**EXERCISE:**
Locate the string "Экономическая" throughout the material and copy every line in which it occurs.
----------------
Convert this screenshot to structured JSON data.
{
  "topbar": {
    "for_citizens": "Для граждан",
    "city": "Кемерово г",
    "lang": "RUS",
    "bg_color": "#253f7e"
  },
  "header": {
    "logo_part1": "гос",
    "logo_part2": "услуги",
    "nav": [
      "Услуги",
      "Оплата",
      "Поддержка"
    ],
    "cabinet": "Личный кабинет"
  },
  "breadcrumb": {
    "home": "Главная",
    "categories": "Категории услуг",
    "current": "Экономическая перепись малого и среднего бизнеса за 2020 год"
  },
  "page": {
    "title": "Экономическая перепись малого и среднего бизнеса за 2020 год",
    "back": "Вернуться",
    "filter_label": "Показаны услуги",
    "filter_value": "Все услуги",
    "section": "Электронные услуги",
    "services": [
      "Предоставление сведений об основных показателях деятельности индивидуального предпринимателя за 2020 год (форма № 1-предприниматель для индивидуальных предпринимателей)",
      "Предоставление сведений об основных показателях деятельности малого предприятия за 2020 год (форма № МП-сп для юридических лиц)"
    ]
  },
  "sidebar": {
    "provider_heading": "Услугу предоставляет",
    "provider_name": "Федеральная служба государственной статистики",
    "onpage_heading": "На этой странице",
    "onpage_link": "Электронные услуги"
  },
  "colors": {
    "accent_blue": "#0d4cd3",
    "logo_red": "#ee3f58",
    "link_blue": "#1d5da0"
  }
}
----------------
**ANSWER TO THIS PROBLEM:**
    "current": "Экономическая перепись малого и среднего бизнеса за 2020 год"
    "title": "Экономическая перепись малого и среднего бизнеса за 2020 год",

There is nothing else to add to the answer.